Directions for this task -
Will you output all of the data below exactly, omitting the images?

Input for this task -

[start]

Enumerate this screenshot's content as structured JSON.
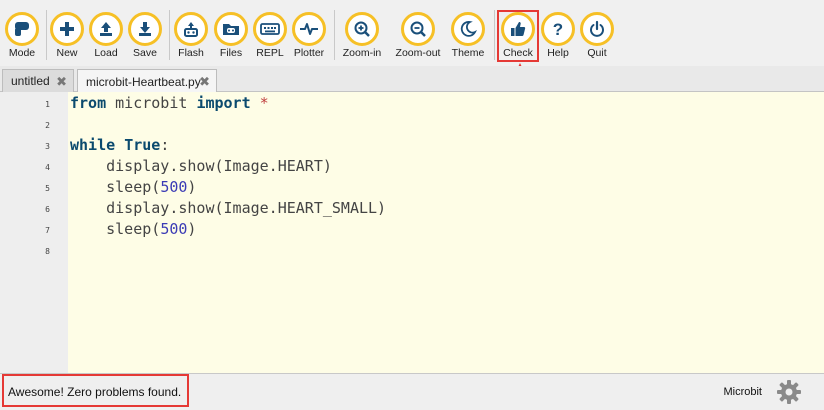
{
  "toolbar": {
    "buttons": [
      {
        "label": "Mode",
        "icon": "mode-icon"
      },
      {
        "label": "New",
        "icon": "plus-icon"
      },
      {
        "label": "Load",
        "icon": "upload-icon"
      },
      {
        "label": "Save",
        "icon": "download-icon"
      },
      {
        "label": "Flash",
        "icon": "flash-icon"
      },
      {
        "label": "Files",
        "icon": "files-icon"
      },
      {
        "label": "REPL",
        "icon": "keyboard-icon"
      },
      {
        "label": "Plotter",
        "icon": "pulse-icon"
      },
      {
        "label": "Zoom-in",
        "icon": "zoom-in-icon"
      },
      {
        "label": "Zoom-out",
        "icon": "zoom-out-icon"
      },
      {
        "label": "Theme",
        "icon": "moon-icon"
      },
      {
        "label": "Check",
        "icon": "thumbs-up-icon"
      },
      {
        "label": "Help",
        "icon": "question-icon"
      },
      {
        "label": "Quit",
        "icon": "power-icon"
      }
    ]
  },
  "tabs": [
    {
      "label": "untitled"
    },
    {
      "label": "microbit-Heartbeat.py"
    }
  ],
  "editor": {
    "line_numbers": [
      "1",
      "2",
      "3",
      "4",
      "5",
      "6",
      "7",
      "8"
    ],
    "lines": {
      "l1": {
        "a": "from",
        "b": " microbit ",
        "c": "import",
        "d": " *"
      },
      "l3": {
        "a": "while",
        "b": " ",
        "c": "True",
        "d": ":"
      },
      "l4": {
        "a": "    display.show(Image.HEART)"
      },
      "l5": {
        "a": "    sleep(",
        "b": "500",
        "c": ")"
      },
      "l6": {
        "a": "    display.show(Image.HEART_SMALL)"
      },
      "l7": {
        "a": "    sleep(",
        "b": "500",
        "c": ")"
      }
    }
  },
  "status": {
    "message": "Awesome! Zero problems found.",
    "mode": "Microbit"
  },
  "colors": {
    "accent": "#f6c026",
    "highlight": "#e53935",
    "editor_bg": "#fefde6"
  }
}
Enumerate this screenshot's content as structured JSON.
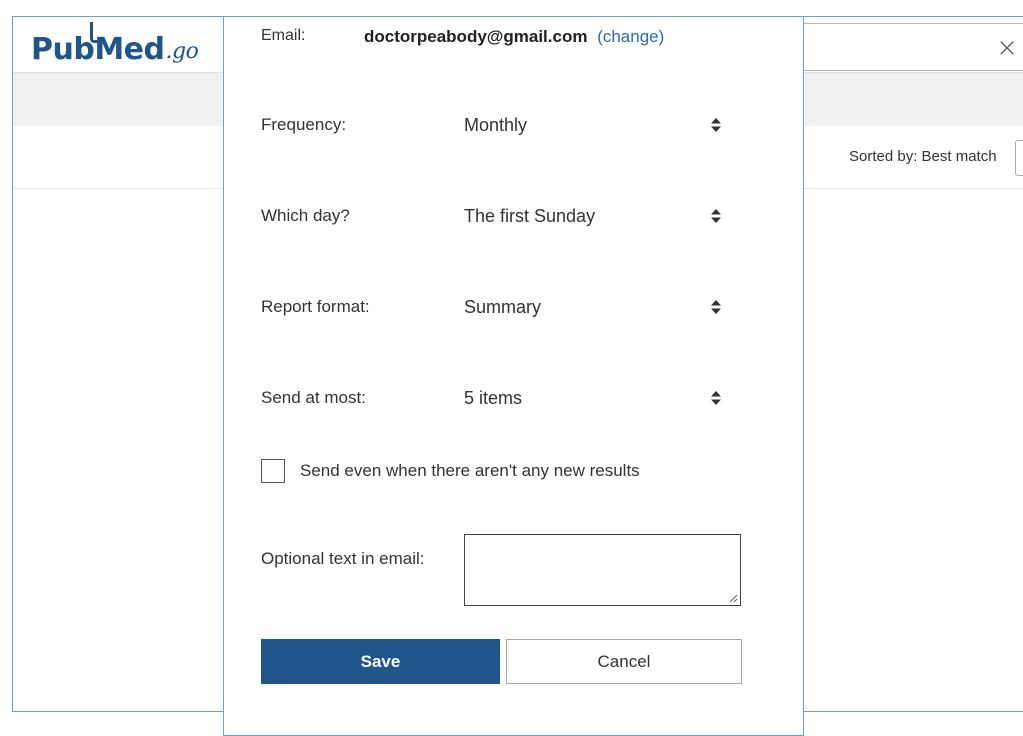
{
  "background": {
    "logo_pub": "Pub",
    "logo_med": "Med",
    "logo_gov": ".go",
    "close_glyph": "×",
    "sorted_label": "Sorted by: Best match"
  },
  "modal": {
    "email_label": "Email:",
    "email_value": "doctorpeabody@gmail.com",
    "change_link": "(change)",
    "fields": [
      {
        "label": "Frequency:",
        "value": "Monthly"
      },
      {
        "label": "Which day?",
        "value": "The first Sunday"
      },
      {
        "label": "Report format:",
        "value": "Summary"
      },
      {
        "label": "Send at most:",
        "value": "5 items"
      }
    ],
    "checkbox_label": "Send even when there aren't any new results",
    "checkbox_checked": false,
    "optional_label": "Optional text in email:",
    "optional_value": "",
    "save_label": "Save",
    "cancel_label": "Cancel"
  },
  "colors": {
    "brand": "#20558a",
    "link": "#2b6cb0",
    "frame_border": "#6a9fd4"
  }
}
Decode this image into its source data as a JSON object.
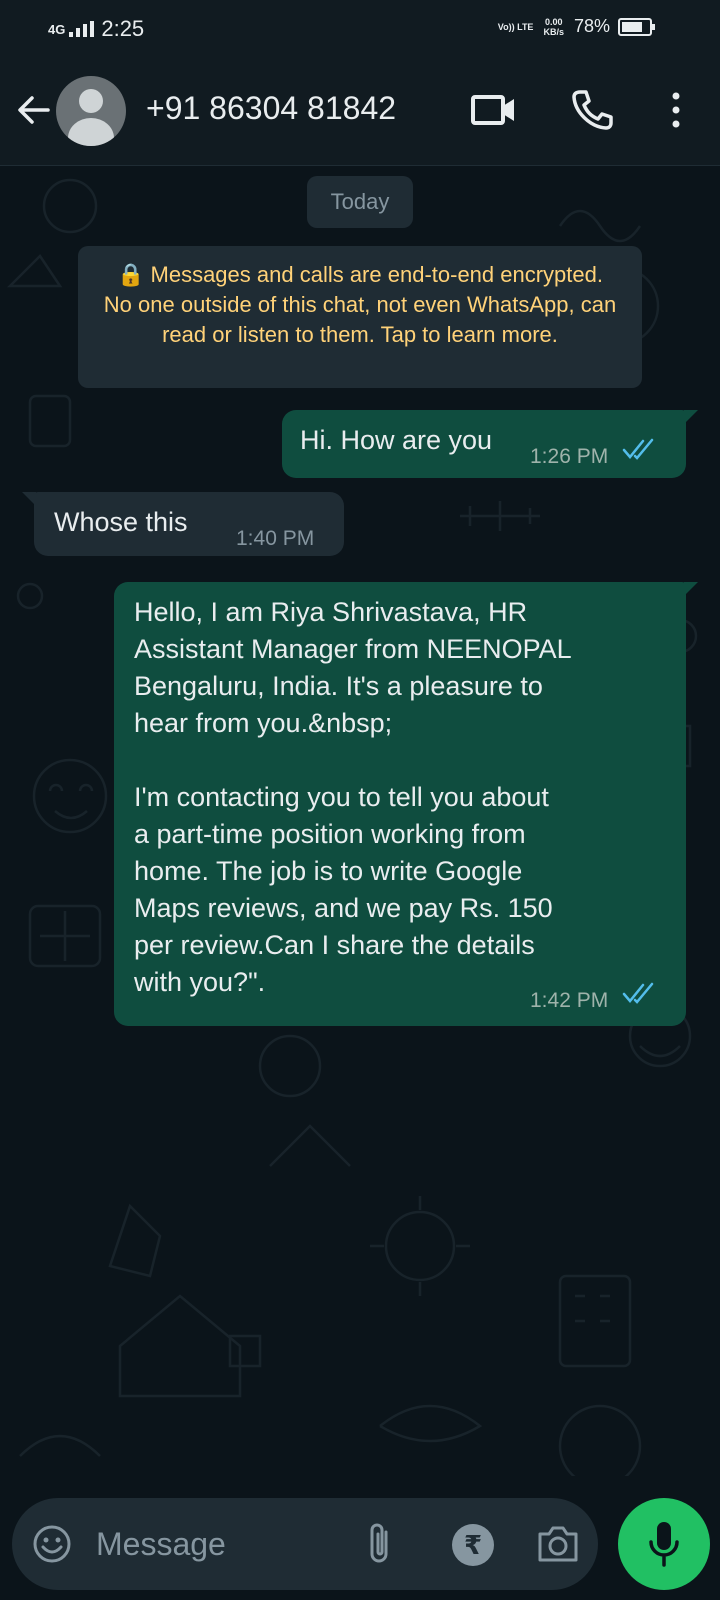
{
  "status_bar": {
    "network": "4G",
    "time": "2:25",
    "volte": "Vo)) LTE",
    "speed": "0.00",
    "speed_unit": "KB/s",
    "battery_percent": "78%",
    "battery_level": 0.78
  },
  "header": {
    "contact_name": "+91 86304 81842",
    "icons": [
      "back-arrow-icon",
      "avatar",
      "video-call-icon",
      "voice-call-icon",
      "more-options-icon"
    ]
  },
  "chat": {
    "date_chip": "Today",
    "encryption_notice": "🔒 Messages and calls are end-to-end encrypted. No one outside of this chat, not even WhatsApp, can read or listen to them. Tap to learn more.",
    "messages": [
      {
        "direction": "outgoing",
        "text": "Hi. How are you",
        "time": "1:26 PM",
        "status": "read"
      },
      {
        "direction": "incoming",
        "text": "Whose this",
        "time": "1:40 PM"
      },
      {
        "direction": "outgoing",
        "text": "Hello, I am Riya Shrivastava, HR\nAssistant Manager from NEENOPAL\nBengaluru, India. It's a pleasure to\nhear from you.&nbsp;\n\nI'm contacting you to tell you about\na part-time position working from\nhome. The job is to write Google\nMaps reviews, and we pay Rs. 150\nper review.Can I share the details\nwith you?\".",
        "time": "1:42 PM",
        "status": "read"
      }
    ]
  },
  "composer": {
    "placeholder": "Message",
    "rupee_symbol": "₹"
  },
  "colors": {
    "background": "#0b141a",
    "bar": "#111b21",
    "outgoing_bubble": "#0f4d3f",
    "incoming_bubble": "#1f2c34",
    "read_ticks": "#53bdeb",
    "encryption_text": "#ffd279",
    "mic_button": "#21c063"
  }
}
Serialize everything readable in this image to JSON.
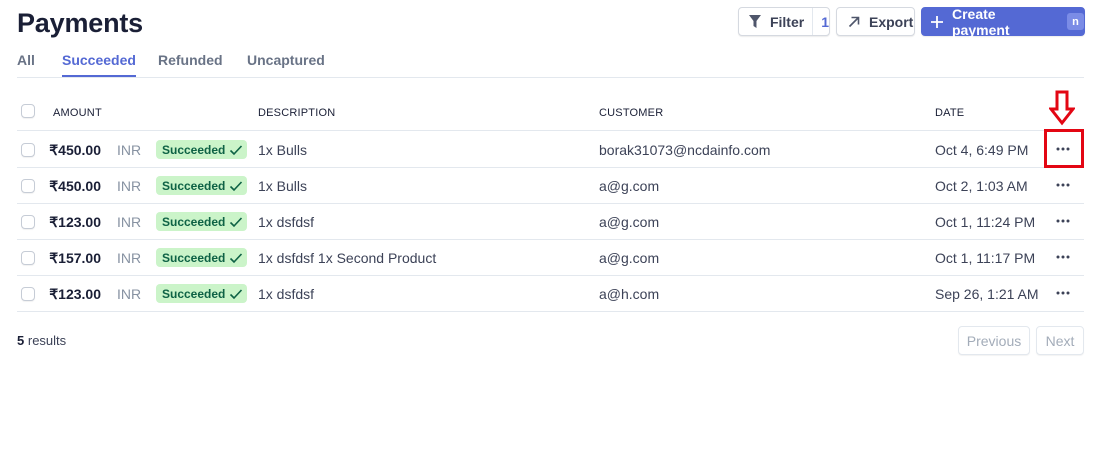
{
  "page": {
    "title": "Payments"
  },
  "toolbar": {
    "filter_label": "Filter",
    "filter_count": "1",
    "export_label": "Export",
    "create_label": "Create payment",
    "create_shortcut": "n"
  },
  "tabs": [
    {
      "label": "All",
      "active": false
    },
    {
      "label": "Succeeded",
      "active": true
    },
    {
      "label": "Refunded",
      "active": false
    },
    {
      "label": "Uncaptured",
      "active": false
    }
  ],
  "table": {
    "headers": {
      "amount": "AMOUNT",
      "description": "DESCRIPTION",
      "customer": "CUSTOMER",
      "date": "DATE"
    },
    "rows": [
      {
        "amount": "₹450.00",
        "currency": "INR",
        "status": "Succeeded",
        "description": "1x Bulls",
        "customer": "borak31073@ncdainfo.com",
        "date": "Oct 4, 6:49 PM"
      },
      {
        "amount": "₹450.00",
        "currency": "INR",
        "status": "Succeeded",
        "description": "1x Bulls",
        "customer": "a@g.com",
        "date": "Oct 2, 1:03 AM"
      },
      {
        "amount": "₹123.00",
        "currency": "INR",
        "status": "Succeeded",
        "description": "1x dsfdsf",
        "customer": "a@g.com",
        "date": "Oct 1, 11:24 PM"
      },
      {
        "amount": "₹157.00",
        "currency": "INR",
        "status": "Succeeded",
        "description": "1x dsfdsf 1x Second Product",
        "customer": "a@g.com",
        "date": "Oct 1, 11:17 PM"
      },
      {
        "amount": "₹123.00",
        "currency": "INR",
        "status": "Succeeded",
        "description": "1x dsfdsf",
        "customer": "a@h.com",
        "date": "Sep 26, 1:21 AM"
      }
    ]
  },
  "footer": {
    "results_count": "5",
    "results_label": "results",
    "previous_label": "Previous",
    "next_label": "Next"
  },
  "colors": {
    "accent": "#5469d4",
    "success_bg": "#cbf4c9",
    "success_text": "#0e6245",
    "annotation": "#e30613"
  },
  "icons": [
    "filter-icon",
    "export-arrow-icon",
    "plus-icon",
    "check-icon",
    "more-dots-icon",
    "down-arrow-annotation-icon"
  ]
}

[end]

Task output -
Enumerate this screenshot's content as structured JSON.
{
  "toolbar": {
    "buttons": [
      {
        "label": "Mode",
        "icon": "mode-icon"
      },
      {
        "label": "New",
        "icon": "plus-icon"
      },
      {
        "label": "Load",
        "icon": "upload-icon"
      },
      {
        "label": "Save",
        "icon": "download-icon"
      },
      {
        "label": "Flash",
        "icon": "flash-icon"
      },
      {
        "label": "Files",
        "icon": "files-icon"
      },
      {
        "label": "REPL",
        "icon": "keyboard-icon"
      },
      {
        "label": "Plotter",
        "icon": "pulse-icon"
      },
      {
        "label": "Zoom-in",
        "icon": "zoom-in-icon"
      },
      {
        "label": "Zoom-out",
        "icon": "zoom-out-icon"
      },
      {
        "label": "Theme",
        "icon": "moon-icon"
      },
      {
        "label": "Check",
        "icon": "thumbs-up-icon"
      },
      {
        "label": "Help",
        "icon": "question-icon"
      },
      {
        "label": "Quit",
        "icon": "power-icon"
      }
    ]
  },
  "tabs": [
    {
      "label": "untitled"
    },
    {
      "label": "microbit-Heartbeat.py"
    }
  ],
  "editor": {
    "line_numbers": [
      "1",
      "2",
      "3",
      "4",
      "5",
      "6",
      "7",
      "8"
    ],
    "lines": {
      "l1": {
        "a": "from",
        "b": " microbit ",
        "c": "import",
        "d": " *"
      },
      "l3": {
        "a": "while",
        "b": " ",
        "c": "True",
        "d": ":"
      },
      "l4": {
        "a": "    display.show(Image.HEART)"
      },
      "l5": {
        "a": "    sleep(",
        "b": "500",
        "c": ")"
      },
      "l6": {
        "a": "    display.show(Image.HEART_SMALL)"
      },
      "l7": {
        "a": "    sleep(",
        "b": "500",
        "c": ")"
      }
    }
  },
  "status": {
    "message": "Awesome! Zero problems found.",
    "mode": "Microbit"
  },
  "colors": {
    "accent": "#f6c026",
    "highlight": "#e53935",
    "editor_bg": "#fefde6"
  }
}
Enumerate this screenshot's content as structured JSON.
{
  "background": {
    "logo_pub": "Pub",
    "logo_med": "Med",
    "logo_gov": ".go",
    "close_glyph": "×",
    "sorted_label": "Sorted by: Best match"
  },
  "modal": {
    "email_label": "Email:",
    "email_value": "doctorpeabody@gmail.com",
    "change_link": "(change)",
    "fields": [
      {
        "label": "Frequency:",
        "value": "Monthly"
      },
      {
        "label": "Which day?",
        "value": "The first Sunday"
      },
      {
        "label": "Report format:",
        "value": "Summary"
      },
      {
        "label": "Send at most:",
        "value": "5 items"
      }
    ],
    "checkbox_label": "Send even when there aren't any new results",
    "checkbox_checked": false,
    "optional_label": "Optional text in email:",
    "optional_value": "",
    "save_label": "Save",
    "cancel_label": "Cancel"
  },
  "colors": {
    "brand": "#20558a",
    "link": "#2b6cb0",
    "frame_border": "#6a9fd4"
  }
}
Decode this image into its source data as a JSON object.
{
  "status_bar": {
    "network": "4G",
    "time": "2:25",
    "volte": "Vo)) LTE",
    "speed": "0.00",
    "speed_unit": "KB/s",
    "battery_percent": "78%",
    "battery_level": 0.78
  },
  "header": {
    "contact_name": "+91 86304 81842",
    "icons": [
      "back-arrow-icon",
      "avatar",
      "video-call-icon",
      "voice-call-icon",
      "more-options-icon"
    ]
  },
  "chat": {
    "date_chip": "Today",
    "encryption_notice": "🔒 Messages and calls are end-to-end encrypted. No one outside of this chat, not even WhatsApp, can read or listen to them. Tap to learn more.",
    "messages": [
      {
        "direction": "outgoing",
        "text": "Hi. How are you",
        "time": "1:26 PM",
        "status": "read"
      },
      {
        "direction": "incoming",
        "text": "Whose this",
        "time": "1:40 PM"
      },
      {
        "direction": "outgoing",
        "text": "Hello, I am Riya Shrivastava, HR\nAssistant Manager from NEENOPAL\nBengaluru, India. It's a pleasure to\nhear from you.&nbsp;\n\nI'm contacting you to tell you about\na part-time position working from\nhome. The job is to write Google\nMaps reviews, and we pay Rs. 150\nper review.Can I share the details\nwith you?\".",
        "time": "1:42 PM",
        "status": "read"
      }
    ]
  },
  "composer": {
    "placeholder": "Message",
    "rupee_symbol": "₹"
  },
  "colors": {
    "background": "#0b141a",
    "bar": "#111b21",
    "outgoing_bubble": "#0f4d3f",
    "incoming_bubble": "#1f2c34",
    "read_ticks": "#53bdeb",
    "encryption_text": "#ffd279",
    "mic_button": "#21c063"
  }
}
Serialize everything readable in this image to JSON.
{
  "page": {
    "title": "Payments"
  },
  "toolbar": {
    "filter_label": "Filter",
    "filter_count": "1",
    "export_label": "Export",
    "create_label": "Create payment",
    "create_shortcut": "n"
  },
  "tabs": [
    {
      "label": "All",
      "active": false
    },
    {
      "label": "Succeeded",
      "active": true
    },
    {
      "label": "Refunded",
      "active": false
    },
    {
      "label": "Uncaptured",
      "active": false
    }
  ],
  "table": {
    "headers": {
      "amount": "AMOUNT",
      "description": "DESCRIPTION",
      "customer": "CUSTOMER",
      "date": "DATE"
    },
    "rows": [
      {
        "amount": "₹450.00",
        "currency": "INR",
        "status": "Succeeded",
        "description": "1x Bulls",
        "customer": "borak31073@ncdainfo.com",
        "date": "Oct 4, 6:49 PM"
      },
      {
        "amount": "₹450.00",
        "currency": "INR",
        "status": "Succeeded",
        "description": "1x Bulls",
        "customer": "a@g.com",
        "date": "Oct 2, 1:03 AM"
      },
      {
        "amount": "₹123.00",
        "currency": "INR",
        "status": "Succeeded",
        "description": "1x dsfdsf",
        "customer": "a@g.com",
        "date": "Oct 1, 11:24 PM"
      },
      {
        "amount": "₹157.00",
        "currency": "INR",
        "status": "Succeeded",
        "description": "1x dsfdsf 1x Second Product",
        "customer": "a@g.com",
        "date": "Oct 1, 11:17 PM"
      },
      {
        "amount": "₹123.00",
        "currency": "INR",
        "status": "Succeeded",
        "description": "1x dsfdsf",
        "customer": "a@h.com",
        "date": "Sep 26, 1:21 AM"
      }
    ]
  },
  "footer": {
    "results_count": "5",
    "results_label": "results",
    "previous_label": "Previous",
    "next_label": "Next"
  },
  "colors": {
    "accent": "#5469d4",
    "success_bg": "#cbf4c9",
    "success_text": "#0e6245",
    "annotation": "#e30613"
  },
  "icons": [
    "filter-icon",
    "export-arrow-icon",
    "plus-icon",
    "check-icon",
    "more-dots-icon",
    "down-arrow-annotation-icon"
  ]
}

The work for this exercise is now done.